| Given text |
• • • •
It comes naturally to us all at the age of 4, but after that, it seems (for all but a few of us) to be almost totally replaced by Living in the Past or Living for Tomorrow.
The beauty of Nowism is that neither Guilt (Man did I screw that up) nor Anxiety (Ohmygod what if...) can live in the universe of the now. Anyone who can banish those twin white snakes from their gut is bound to feel reborn, with the fearlessness, playfulness, and physical lightness of a child.
I first learned all this from Albert Camus, and I swore I'd never forget it. But I did, or rather I let it get behind a lot of other stuff in my head so I could no longer see it.

Then just a week ago I was reminded of Camus and his crystalline, fog-lifting ideas by a writer named Barbara Ehrenreich in Harpers Magazine, and since then he's popped up again and again. I can't say if he is regarded as a Philosopher's Philosopher--or even if he's regarded as a Philosopher at all--but I can tell you that for me he is a Writer's Writer.
Here are just two sentences from Albert Camus:
"The need to be right is the sign of a vulgar mind".
"I was absent at the moment I took up the most space".
• • • •
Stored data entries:
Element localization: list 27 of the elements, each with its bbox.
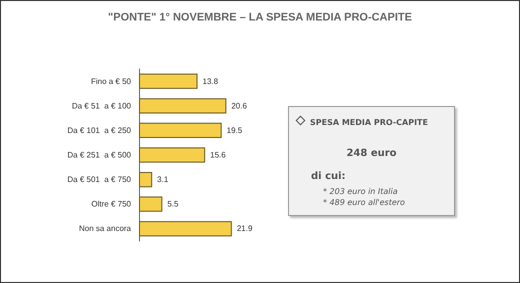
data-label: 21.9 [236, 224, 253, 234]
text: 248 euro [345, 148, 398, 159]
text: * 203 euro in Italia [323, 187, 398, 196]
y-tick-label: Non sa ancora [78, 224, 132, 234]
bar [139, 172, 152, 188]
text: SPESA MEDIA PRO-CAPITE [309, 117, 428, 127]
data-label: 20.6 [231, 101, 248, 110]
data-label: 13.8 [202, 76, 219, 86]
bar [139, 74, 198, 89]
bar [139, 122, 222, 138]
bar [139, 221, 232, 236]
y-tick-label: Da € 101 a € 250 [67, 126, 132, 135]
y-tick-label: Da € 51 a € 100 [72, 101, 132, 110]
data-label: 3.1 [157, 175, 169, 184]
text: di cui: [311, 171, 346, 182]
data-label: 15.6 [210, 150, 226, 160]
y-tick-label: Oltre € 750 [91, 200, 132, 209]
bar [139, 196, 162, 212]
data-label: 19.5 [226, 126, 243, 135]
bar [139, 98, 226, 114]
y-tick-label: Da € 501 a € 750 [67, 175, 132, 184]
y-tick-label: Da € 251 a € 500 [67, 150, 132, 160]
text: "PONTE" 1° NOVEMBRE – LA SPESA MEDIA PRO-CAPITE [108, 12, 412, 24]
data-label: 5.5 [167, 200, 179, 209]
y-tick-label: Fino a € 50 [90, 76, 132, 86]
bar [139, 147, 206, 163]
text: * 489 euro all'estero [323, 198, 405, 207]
• • • •
| Directions |
1/ In the text about Nowism, who reminded the writer of Camus a week ago, and in which magazine?
2/ Select each line of the listing that contains the string "euro".

| Set of answers |
1/ Barbara Ehrenreich, in Harpers Magazine.

2/
text: 248 euro [345, 148, 398, 159]
text: * 203 euro in Italia [323, 187, 398, 196]
text: * 489 euro all'estero [323, 198, 405, 207]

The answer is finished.